* begin *

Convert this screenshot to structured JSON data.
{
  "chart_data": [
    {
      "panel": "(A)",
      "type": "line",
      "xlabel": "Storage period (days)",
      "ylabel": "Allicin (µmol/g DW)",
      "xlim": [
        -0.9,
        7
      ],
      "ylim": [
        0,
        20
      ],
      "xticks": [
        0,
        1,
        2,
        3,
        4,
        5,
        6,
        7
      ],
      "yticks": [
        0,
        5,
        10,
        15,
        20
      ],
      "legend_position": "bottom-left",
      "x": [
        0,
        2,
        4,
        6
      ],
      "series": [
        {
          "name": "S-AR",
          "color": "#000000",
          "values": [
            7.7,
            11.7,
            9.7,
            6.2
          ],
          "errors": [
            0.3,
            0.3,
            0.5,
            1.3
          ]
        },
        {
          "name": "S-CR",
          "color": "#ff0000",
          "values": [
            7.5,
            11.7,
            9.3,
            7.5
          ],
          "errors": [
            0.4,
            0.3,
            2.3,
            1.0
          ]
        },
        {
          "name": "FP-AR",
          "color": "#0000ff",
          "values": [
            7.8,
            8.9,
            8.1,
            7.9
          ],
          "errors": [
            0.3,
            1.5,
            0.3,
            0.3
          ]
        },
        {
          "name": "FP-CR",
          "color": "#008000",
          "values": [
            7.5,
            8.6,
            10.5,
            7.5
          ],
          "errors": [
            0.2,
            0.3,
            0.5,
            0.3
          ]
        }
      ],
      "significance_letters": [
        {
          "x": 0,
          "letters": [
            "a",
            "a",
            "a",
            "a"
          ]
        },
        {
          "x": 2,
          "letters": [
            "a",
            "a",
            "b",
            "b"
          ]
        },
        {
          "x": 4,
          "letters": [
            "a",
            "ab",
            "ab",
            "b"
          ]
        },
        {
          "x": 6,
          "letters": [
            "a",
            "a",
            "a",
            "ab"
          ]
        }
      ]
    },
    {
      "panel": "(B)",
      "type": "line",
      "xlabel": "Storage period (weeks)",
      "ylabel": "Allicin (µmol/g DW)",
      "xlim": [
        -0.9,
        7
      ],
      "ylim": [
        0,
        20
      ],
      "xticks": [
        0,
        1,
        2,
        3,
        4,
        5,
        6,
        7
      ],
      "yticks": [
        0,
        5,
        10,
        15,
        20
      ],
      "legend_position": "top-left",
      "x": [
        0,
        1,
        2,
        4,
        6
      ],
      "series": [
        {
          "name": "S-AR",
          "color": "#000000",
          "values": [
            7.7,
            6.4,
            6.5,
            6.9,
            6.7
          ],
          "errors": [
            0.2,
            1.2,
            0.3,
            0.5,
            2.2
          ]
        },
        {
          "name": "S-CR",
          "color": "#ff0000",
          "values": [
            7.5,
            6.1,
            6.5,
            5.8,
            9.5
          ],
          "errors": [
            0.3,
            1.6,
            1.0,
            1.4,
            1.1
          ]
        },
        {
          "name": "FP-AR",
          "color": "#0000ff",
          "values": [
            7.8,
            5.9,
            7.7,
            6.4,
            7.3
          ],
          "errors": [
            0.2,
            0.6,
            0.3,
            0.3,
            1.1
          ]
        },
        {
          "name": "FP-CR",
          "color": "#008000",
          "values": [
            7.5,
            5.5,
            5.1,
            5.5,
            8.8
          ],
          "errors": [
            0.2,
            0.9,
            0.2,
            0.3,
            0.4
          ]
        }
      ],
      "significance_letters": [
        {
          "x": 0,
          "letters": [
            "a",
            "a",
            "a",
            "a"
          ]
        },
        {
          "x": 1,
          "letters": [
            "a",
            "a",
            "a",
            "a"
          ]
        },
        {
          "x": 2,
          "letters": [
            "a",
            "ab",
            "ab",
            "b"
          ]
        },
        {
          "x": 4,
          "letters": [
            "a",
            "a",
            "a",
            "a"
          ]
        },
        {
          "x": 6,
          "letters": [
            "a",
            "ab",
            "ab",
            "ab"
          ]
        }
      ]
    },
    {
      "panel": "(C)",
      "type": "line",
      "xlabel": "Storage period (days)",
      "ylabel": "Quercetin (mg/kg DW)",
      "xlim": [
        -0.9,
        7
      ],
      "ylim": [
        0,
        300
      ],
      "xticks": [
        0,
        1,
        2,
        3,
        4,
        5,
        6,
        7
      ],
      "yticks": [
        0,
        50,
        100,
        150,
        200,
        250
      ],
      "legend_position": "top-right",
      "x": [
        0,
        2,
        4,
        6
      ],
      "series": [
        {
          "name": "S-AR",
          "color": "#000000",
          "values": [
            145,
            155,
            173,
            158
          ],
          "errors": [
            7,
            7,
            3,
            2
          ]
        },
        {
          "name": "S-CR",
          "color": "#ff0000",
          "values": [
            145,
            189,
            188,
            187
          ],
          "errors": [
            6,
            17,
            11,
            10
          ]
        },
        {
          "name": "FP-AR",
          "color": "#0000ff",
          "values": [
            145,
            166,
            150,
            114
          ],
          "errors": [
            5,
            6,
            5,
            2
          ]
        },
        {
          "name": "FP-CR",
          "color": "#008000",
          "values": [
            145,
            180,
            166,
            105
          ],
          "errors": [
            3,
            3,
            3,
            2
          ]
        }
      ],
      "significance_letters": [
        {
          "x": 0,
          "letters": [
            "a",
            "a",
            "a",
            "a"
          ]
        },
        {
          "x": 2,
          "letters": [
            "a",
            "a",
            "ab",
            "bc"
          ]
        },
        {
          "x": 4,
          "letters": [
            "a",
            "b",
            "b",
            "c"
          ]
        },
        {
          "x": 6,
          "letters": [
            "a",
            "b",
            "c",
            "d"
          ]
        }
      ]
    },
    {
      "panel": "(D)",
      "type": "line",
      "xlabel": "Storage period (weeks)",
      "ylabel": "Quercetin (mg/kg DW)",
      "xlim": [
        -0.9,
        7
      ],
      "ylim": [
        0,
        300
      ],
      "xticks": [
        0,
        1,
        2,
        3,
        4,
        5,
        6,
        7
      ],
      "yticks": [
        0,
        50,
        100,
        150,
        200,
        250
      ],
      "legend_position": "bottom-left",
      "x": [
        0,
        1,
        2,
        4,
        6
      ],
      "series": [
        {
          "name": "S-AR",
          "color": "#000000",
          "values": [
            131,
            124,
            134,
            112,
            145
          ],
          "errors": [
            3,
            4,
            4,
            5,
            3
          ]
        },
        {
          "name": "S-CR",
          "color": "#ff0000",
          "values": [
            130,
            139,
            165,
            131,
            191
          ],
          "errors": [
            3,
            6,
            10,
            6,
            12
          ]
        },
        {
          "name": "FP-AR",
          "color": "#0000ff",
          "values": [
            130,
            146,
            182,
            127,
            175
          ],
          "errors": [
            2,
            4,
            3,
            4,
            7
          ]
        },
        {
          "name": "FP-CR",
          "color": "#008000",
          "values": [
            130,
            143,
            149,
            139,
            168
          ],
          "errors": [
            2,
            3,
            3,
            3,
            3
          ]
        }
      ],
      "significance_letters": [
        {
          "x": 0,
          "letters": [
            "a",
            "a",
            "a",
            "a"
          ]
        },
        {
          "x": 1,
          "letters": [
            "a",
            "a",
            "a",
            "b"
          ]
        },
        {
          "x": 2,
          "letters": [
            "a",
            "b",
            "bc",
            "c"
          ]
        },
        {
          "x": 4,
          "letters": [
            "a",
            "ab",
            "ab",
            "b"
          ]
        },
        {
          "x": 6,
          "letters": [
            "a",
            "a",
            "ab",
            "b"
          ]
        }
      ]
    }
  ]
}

* end *

● **Aim of the task**
Transcribe the material exactly as it reads.

● **Written answer**
Convert this screenshot to structured JSON data.
{
  "chart_data": [
    {
      "panel": "(A)",
      "type": "line",
      "xlabel": "Storage period (days)",
      "ylabel": "Allicin (µmol/g DW)",
      "xlim": [
        -0.9,
        7
      ],
      "ylim": [
        0,
        20
      ],
      "xticks": [
        0,
        1,
        2,
        3,
        4,
        5,
        6,
        7
      ],
      "yticks": [
        0,
        5,
        10,
        15,
        20
      ],
      "legend_position": "bottom-left",
      "x": [
        0,
        2,
        4,
        6
      ],
      "series": [
        {
          "name": "S-AR",
          "color": "#000000",
          "values": [
            7.7,
            11.7,
            9.7,
            6.2
          ],
          "errors": [
            0.3,
            0.3,
            0.5,
            1.3
          ]
        },
        {
          "name": "S-CR",
          "color": "#ff0000",
          "values": [
            7.5,
            11.7,
            9.3,
            7.5
          ],
          "errors": [
            0.4,
            0.3,
            2.3,
            1.0
          ]
        },
        {
          "name": "FP-AR",
          "color": "#0000ff",
          "values": [
            7.8,
            8.9,
            8.1,
            7.9
          ],
          "errors": [
            0.3,
            1.5,
            0.3,
            0.3
          ]
        },
        {
          "name": "FP-CR",
          "color": "#008000",
          "values": [
            7.5,
            8.6,
            10.5,
            7.5
          ],
          "errors": [
            0.2,
            0.3,
            0.5,
            0.3
          ]
        }
      ],
      "significance_letters": [
        {
          "x": 0,
          "letters": [
            "a",
            "a",
            "a",
            "a"
          ]
        },
        {
          "x": 2,
          "letters": [
            "a",
            "a",
            "b",
            "b"
          ]
        },
        {
          "x": 4,
          "letters": [
            "a",
            "ab",
            "ab",
            "b"
          ]
        },
        {
          "x": 6,
          "letters": [
            "a",
            "a",
            "a",
            "ab"
          ]
        }
      ]
    },
    {
      "panel": "(B)",
      "type": "line",
      "xlabel": "Storage period (weeks)",
      "ylabel": "Allicin (µmol/g DW)",
      "xlim": [
        -0.9,
        7
      ],
      "ylim": [
        0,
        20
      ],
      "xticks": [
        0,
        1,
        2,
        3,
        4,
        5,
        6,
        7
      ],
      "yticks": [
        0,
        5,
        10,
        15,
        20
      ],
      "legend_position": "top-left",
      "x": [
        0,
        1,
        2,
        4,
        6
      ],
      "series": [
        {
          "name": "S-AR",
          "color": "#000000",
          "values": [
            7.7,
            6.4,
            6.5,
            6.9,
            6.7
          ],
          "errors": [
            0.2,
            1.2,
            0.3,
            0.5,
            2.2
          ]
        },
        {
          "name": "S-CR",
          "color": "#ff0000",
          "values": [
            7.5,
            6.1,
            6.5,
            5.8,
            9.5
          ],
          "errors": [
            0.3,
            1.6,
            1.0,
            1.4,
            1.1
          ]
        },
        {
          "name": "FP-AR",
          "color": "#0000ff",
          "values": [
            7.8,
            5.9,
            7.7,
            6.4,
            7.3
          ],
          "errors": [
            0.2,
            0.6,
            0.3,
            0.3,
            1.1
          ]
        },
        {
          "name": "FP-CR",
          "color": "#008000",
          "values": [
            7.5,
            5.5,
            5.1,
            5.5,
            8.8
          ],
          "errors": [
            0.2,
            0.9,
            0.2,
            0.3,
            0.4
          ]
        }
      ],
      "significance_letters": [
        {
          "x": 0,
          "letters": [
            "a",
            "a",
            "a",
            "a"
          ]
        },
        {
          "x": 1,
          "letters": [
            "a",
            "a",
            "a",
            "a"
          ]
        },
        {
          "x": 2,
          "letters": [
            "a",
            "ab",
            "ab",
            "b"
          ]
        },
        {
          "x": 4,
          "letters": [
            "a",
            "a",
            "a",
            "a"
          ]
        },
        {
          "x": 6,
          "letters": [
            "a",
            "ab",
            "ab",
            "ab"
          ]
        }
      ]
    },
    {
      "panel": "(C)",
      "type": "line",
      "xlabel": "Storage period (days)",
      "ylabel": "Quercetin (mg/kg DW)",
      "xlim": [
        -0.9,
        7
      ],
      "ylim": [
        0,
        300
      ],
      "xticks": [
        0,
        1,
        2,
        3,
        4,
        5,
        6,
        7
      ],
      "yticks": [
        0,
        50,
        100,
        150,
        200,
        250
      ],
      "legend_position": "top-right",
      "x": [
        0,
        2,
        4,
        6
      ],
      "series": [
        {
          "name": "S-AR",
          "color": "#000000",
          "values": [
            145,
            155,
            173,
            158
          ],
          "errors": [
            7,
            7,
            3,
            2
          ]
        },
        {
          "name": "S-CR",
          "color": "#ff0000",
          "values": [
            145,
            189,
            188,
            187
          ],
          "errors": [
            6,
            17,
            11,
            10
          ]
        },
        {
          "name": "FP-AR",
          "color": "#0000ff",
          "values": [
            145,
            166,
            150,
            114
          ],
          "errors": [
            5,
            6,
            5,
            2
          ]
        },
        {
          "name": "FP-CR",
          "color": "#008000",
          "values": [
            145,
            180,
            166,
            105
          ],
          "errors": [
            3,
            3,
            3,
            2
          ]
        }
      ],
      "significance_letters": [
        {
          "x": 0,
          "letters": [
            "a",
            "a",
            "a",
            "a"
          ]
        },
        {
          "x": 2,
          "letters": [
            "a",
            "a",
            "ab",
            "bc"
          ]
        },
        {
          "x": 4,
          "letters": [
            "a",
            "b",
            "b",
            "c"
          ]
        },
        {
          "x": 6,
          "letters": [
            "a",
            "b",
            "c",
            "d"
          ]
        }
      ]
    },
    {
      "panel": "(D)",
      "type": "line",
      "xlabel": "Storage period (weeks)",
      "ylabel": "Quercetin (mg/kg DW)",
      "xlim": [
        -0.9,
        7
      ],
      "ylim": [
        0,
        300
      ],
      "xticks": [
        0,
        1,
        2,
        3,
        4,
        5,
        6,
        7
      ],
      "yticks": [
        0,
        50,
        100,
        150,
        200,
        250
      ],
      "legend_position": "bottom-left",
      "x": [
        0,
        1,
        2,
        4,
        6
      ],
      "series": [
        {
          "name": "S-AR",
          "color": "#000000",
          "values": [
            131,
            124,
            134,
            112,
            145
          ],
          "errors": [
            3,
            4,
            4,
            5,
            3
          ]
        },
        {
          "name": "S-CR",
          "color": "#ff0000",
          "values": [
            130,
            139,
            165,
            131,
            191
          ],
          "errors": [
            3,
            6,
            10,
            6,
            12
          ]
        },
        {
          "name": "FP-AR",
          "color": "#0000ff",
          "values": [
            130,
            146,
            182,
            127,
            175
          ],
          "errors": [
            2,
            4,
            3,
            4,
            7
          ]
        },
        {
          "name": "FP-CR",
          "color": "#008000",
          "values": [
            130,
            143,
            149,
            139,
            168
          ],
          "errors": [
            2,
            3,
            3,
            3,
            3
          ]
        }
      ],
      "significance_letters": [
        {
          "x": 0,
          "letters": [
            "a",
            "a",
            "a",
            "a"
          ]
        },
        {
          "x": 1,
          "letters": [
            "a",
            "a",
            "a",
            "b"
          ]
        },
        {
          "x": 2,
          "letters": [
            "a",
            "b",
            "bc",
            "c"
          ]
        },
        {
          "x": 4,
          "letters": [
            "a",
            "ab",
            "ab",
            "b"
          ]
        },
        {
          "x": 6,
          "letters": [
            "a",
            "a",
            "ab",
            "b"
          ]
        }
      ]
    }
  ]
}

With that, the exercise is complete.